→ STATED GOAL:
All of the material below is to be returned exactly.

------------------------------

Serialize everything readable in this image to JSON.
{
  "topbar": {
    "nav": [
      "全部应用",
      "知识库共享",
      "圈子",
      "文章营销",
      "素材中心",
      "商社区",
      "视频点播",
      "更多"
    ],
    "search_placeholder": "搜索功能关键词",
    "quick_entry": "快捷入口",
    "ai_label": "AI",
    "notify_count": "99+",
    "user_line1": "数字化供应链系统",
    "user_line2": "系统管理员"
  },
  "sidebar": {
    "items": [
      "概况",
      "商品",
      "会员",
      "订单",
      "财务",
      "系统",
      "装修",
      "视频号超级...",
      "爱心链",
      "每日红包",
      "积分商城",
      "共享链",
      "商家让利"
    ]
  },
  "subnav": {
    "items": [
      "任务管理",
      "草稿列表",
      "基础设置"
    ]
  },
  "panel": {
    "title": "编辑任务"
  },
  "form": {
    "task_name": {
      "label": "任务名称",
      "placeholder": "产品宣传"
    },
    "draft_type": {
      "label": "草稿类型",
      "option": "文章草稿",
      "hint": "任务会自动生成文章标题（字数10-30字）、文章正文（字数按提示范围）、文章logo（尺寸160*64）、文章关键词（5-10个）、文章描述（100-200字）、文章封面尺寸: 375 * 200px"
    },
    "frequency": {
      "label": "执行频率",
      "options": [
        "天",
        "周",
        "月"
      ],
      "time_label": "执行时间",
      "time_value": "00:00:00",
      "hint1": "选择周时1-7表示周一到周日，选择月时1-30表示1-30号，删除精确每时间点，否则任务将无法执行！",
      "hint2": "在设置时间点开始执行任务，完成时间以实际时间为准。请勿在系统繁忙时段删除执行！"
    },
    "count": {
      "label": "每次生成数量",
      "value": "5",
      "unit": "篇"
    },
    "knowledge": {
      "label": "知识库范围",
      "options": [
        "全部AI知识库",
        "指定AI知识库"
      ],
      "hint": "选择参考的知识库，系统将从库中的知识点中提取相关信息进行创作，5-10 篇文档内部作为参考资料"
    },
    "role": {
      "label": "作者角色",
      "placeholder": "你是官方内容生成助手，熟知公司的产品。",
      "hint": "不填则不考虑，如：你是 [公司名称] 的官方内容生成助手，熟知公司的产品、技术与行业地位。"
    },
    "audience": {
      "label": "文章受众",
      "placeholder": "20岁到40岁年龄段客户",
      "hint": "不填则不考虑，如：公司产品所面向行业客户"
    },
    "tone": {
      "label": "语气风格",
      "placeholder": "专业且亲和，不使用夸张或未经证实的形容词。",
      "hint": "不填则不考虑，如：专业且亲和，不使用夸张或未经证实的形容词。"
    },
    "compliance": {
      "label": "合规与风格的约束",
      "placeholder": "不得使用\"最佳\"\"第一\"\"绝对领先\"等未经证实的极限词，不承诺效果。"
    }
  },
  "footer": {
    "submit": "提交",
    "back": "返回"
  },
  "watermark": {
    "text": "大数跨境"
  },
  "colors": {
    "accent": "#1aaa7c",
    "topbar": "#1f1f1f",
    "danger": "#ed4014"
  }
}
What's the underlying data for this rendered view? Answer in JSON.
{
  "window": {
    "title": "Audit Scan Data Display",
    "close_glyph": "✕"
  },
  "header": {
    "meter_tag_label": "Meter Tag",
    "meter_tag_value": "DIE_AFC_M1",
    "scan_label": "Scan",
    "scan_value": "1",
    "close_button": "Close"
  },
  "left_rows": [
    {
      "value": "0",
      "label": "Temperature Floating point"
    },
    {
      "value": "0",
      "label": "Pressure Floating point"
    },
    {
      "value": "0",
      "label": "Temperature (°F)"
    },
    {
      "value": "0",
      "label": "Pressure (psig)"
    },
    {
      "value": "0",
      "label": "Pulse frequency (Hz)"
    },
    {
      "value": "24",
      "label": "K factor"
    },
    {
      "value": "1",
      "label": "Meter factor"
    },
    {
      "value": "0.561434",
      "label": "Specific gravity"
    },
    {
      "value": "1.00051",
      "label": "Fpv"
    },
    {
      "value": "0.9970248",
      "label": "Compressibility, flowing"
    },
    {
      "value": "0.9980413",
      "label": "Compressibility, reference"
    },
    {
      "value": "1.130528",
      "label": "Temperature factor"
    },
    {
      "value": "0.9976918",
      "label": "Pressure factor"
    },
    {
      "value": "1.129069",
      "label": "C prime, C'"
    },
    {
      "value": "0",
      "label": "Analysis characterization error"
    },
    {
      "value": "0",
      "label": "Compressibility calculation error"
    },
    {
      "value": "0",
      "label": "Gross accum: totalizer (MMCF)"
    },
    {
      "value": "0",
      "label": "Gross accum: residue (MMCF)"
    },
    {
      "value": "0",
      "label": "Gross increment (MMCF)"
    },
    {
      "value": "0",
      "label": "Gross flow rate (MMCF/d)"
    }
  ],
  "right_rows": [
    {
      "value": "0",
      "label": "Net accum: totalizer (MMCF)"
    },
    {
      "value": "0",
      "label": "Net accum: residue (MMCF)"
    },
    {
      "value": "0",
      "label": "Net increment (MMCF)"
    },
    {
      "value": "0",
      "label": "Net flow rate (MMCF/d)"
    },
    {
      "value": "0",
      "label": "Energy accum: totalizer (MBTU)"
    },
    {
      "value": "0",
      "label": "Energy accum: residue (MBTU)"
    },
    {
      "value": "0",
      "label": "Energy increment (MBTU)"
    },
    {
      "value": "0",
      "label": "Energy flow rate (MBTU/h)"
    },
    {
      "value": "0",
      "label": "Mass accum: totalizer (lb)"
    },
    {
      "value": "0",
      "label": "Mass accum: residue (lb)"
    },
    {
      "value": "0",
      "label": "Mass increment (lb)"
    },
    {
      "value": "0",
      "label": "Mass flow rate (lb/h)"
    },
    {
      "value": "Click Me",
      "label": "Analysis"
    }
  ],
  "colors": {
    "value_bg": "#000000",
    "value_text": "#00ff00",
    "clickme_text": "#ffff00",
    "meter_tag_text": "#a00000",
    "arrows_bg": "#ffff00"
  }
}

------------------------------

→ WRITTEN RESPONSE:
Serialize everything readable in this image to JSON.
{
  "topbar": {
    "nav": [
      "全部应用",
      "知识库共享",
      "圈子",
      "文章营销",
      "素材中心",
      "商社区",
      "视频点播",
      "更多"
    ],
    "search_placeholder": "搜索功能关键词",
    "quick_entry": "快捷入口",
    "ai_label": "AI",
    "notify_count": "99+",
    "user_line1": "数字化供应链系统",
    "user_line2": "系统管理员"
  },
  "sidebar": {
    "items": [
      "概况",
      "商品",
      "会员",
      "订单",
      "财务",
      "系统",
      "装修",
      "视频号超级...",
      "爱心链",
      "每日红包",
      "积分商城",
      "共享链",
      "商家让利"
    ]
  },
  "subnav": {
    "items": [
      "任务管理",
      "草稿列表",
      "基础设置"
    ]
  },
  "panel": {
    "title": "编辑任务"
  },
  "form": {
    "task_name": {
      "label": "任务名称",
      "placeholder": "产品宣传"
    },
    "draft_type": {
      "label": "草稿类型",
      "option": "文章草稿",
      "hint": "任务会自动生成文章标题（字数10-30字）、文章正文（字数按提示范围）、文章logo（尺寸160*64）、文章关键词（5-10个）、文章描述（100-200字）、文章封面尺寸: 375 * 200px"
    },
    "frequency": {
      "label": "执行频率",
      "options": [
        "天",
        "周",
        "月"
      ],
      "time_label": "执行时间",
      "time_value": "00:00:00",
      "hint1": "选择周时1-7表示周一到周日，选择月时1-30表示1-30号，删除精确每时间点，否则任务将无法执行！",
      "hint2": "在设置时间点开始执行任务，完成时间以实际时间为准。请勿在系统繁忙时段删除执行！"
    },
    "count": {
      "label": "每次生成数量",
      "value": "5",
      "unit": "篇"
    },
    "knowledge": {
      "label": "知识库范围",
      "options": [
        "全部AI知识库",
        "指定AI知识库"
      ],
      "hint": "选择参考的知识库，系统将从库中的知识点中提取相关信息进行创作，5-10 篇文档内部作为参考资料"
    },
    "role": {
      "label": "作者角色",
      "placeholder": "你是官方内容生成助手，熟知公司的产品。",
      "hint": "不填则不考虑，如：你是 [公司名称] 的官方内容生成助手，熟知公司的产品、技术与行业地位。"
    },
    "audience": {
      "label": "文章受众",
      "placeholder": "20岁到40岁年龄段客户",
      "hint": "不填则不考虑，如：公司产品所面向行业客户"
    },
    "tone": {
      "label": "语气风格",
      "placeholder": "专业且亲和，不使用夸张或未经证实的形容词。",
      "hint": "不填则不考虑，如：专业且亲和，不使用夸张或未经证实的形容词。"
    },
    "compliance": {
      "label": "合规与风格的约束",
      "placeholder": "不得使用\"最佳\"\"第一\"\"绝对领先\"等未经证实的极限词，不承诺效果。"
    }
  },
  "footer": {
    "submit": "提交",
    "back": "返回"
  },
  "watermark": {
    "text": "大数跨境"
  },
  "colors": {
    "accent": "#1aaa7c",
    "topbar": "#1f1f1f",
    "danger": "#ed4014"
  }
}
What's the underlying data for this rendered view? Answer in JSON.
{
  "window": {
    "title": "Audit Scan Data Display",
    "close_glyph": "✕"
  },
  "header": {
    "meter_tag_label": "Meter Tag",
    "meter_tag_value": "DIE_AFC_M1",
    "scan_label": "Scan",
    "scan_value": "1",
    "close_button": "Close"
  },
  "left_rows": [
    {
      "value": "0",
      "label": "Temperature Floating point"
    },
    {
      "value": "0",
      "label": "Pressure Floating point"
    },
    {
      "value": "0",
      "label": "Temperature (°F)"
    },
    {
      "value": "0",
      "label": "Pressure (psig)"
    },
    {
      "value": "0",
      "label": "Pulse frequency (Hz)"
    },
    {
      "value": "24",
      "label": "K factor"
    },
    {
      "value": "1",
      "label": "Meter factor"
    },
    {
      "value": "0.561434",
      "label": "Specific gravity"
    },
    {
      "value": "1.00051",
      "label": "Fpv"
    },
    {
      "value": "0.9970248",
      "label": "Compressibility, flowing"
    },
    {
      "value": "0.9980413",
      "label": "Compressibility, reference"
    },
    {
      "value": "1.130528",
      "label": "Temperature factor"
    },
    {
      "value": "0.9976918",
      "label": "Pressure factor"
    },
    {
      "value": "1.129069",
      "label": "C prime, C'"
    },
    {
      "value": "0",
      "label": "Analysis characterization error"
    },
    {
      "value": "0",
      "label": "Compressibility calculation error"
    },
    {
      "value": "0",
      "label": "Gross accum: totalizer (MMCF)"
    },
    {
      "value": "0",
      "label": "Gross accum: residue (MMCF)"
    },
    {
      "value": "0",
      "label": "Gross increment (MMCF)"
    },
    {
      "value": "0",
      "label": "Gross flow rate (MMCF/d)"
    }
  ],
  "right_rows": [
    {
      "value": "0",
      "label": "Net accum: totalizer (MMCF)"
    },
    {
      "value": "0",
      "label": "Net accum: residue (MMCF)"
    },
    {
      "value": "0",
      "label": "Net increment (MMCF)"
    },
    {
      "value": "0",
      "label": "Net flow rate (MMCF/d)"
    },
    {
      "value": "0",
      "label": "Energy accum: totalizer (MBTU)"
    },
    {
      "value": "0",
      "label": "Energy accum: residue (MBTU)"
    },
    {
      "value": "0",
      "label": "Energy increment (MBTU)"
    },
    {
      "value": "0",
      "label": "Energy flow rate (MBTU/h)"
    },
    {
      "value": "0",
      "label": "Mass accum: totalizer (lb)"
    },
    {
      "value": "0",
      "label": "Mass accum: residue (lb)"
    },
    {
      "value": "0",
      "label": "Mass increment (lb)"
    },
    {
      "value": "0",
      "label": "Mass flow rate (lb/h)"
    },
    {
      "value": "Click Me",
      "label": "Analysis"
    }
  ],
  "colors": {
    "value_bg": "#000000",
    "value_text": "#00ff00",
    "clickme_text": "#ffff00",
    "meter_tag_text": "#a00000",
    "arrows_bg": "#ffff00"
  }
}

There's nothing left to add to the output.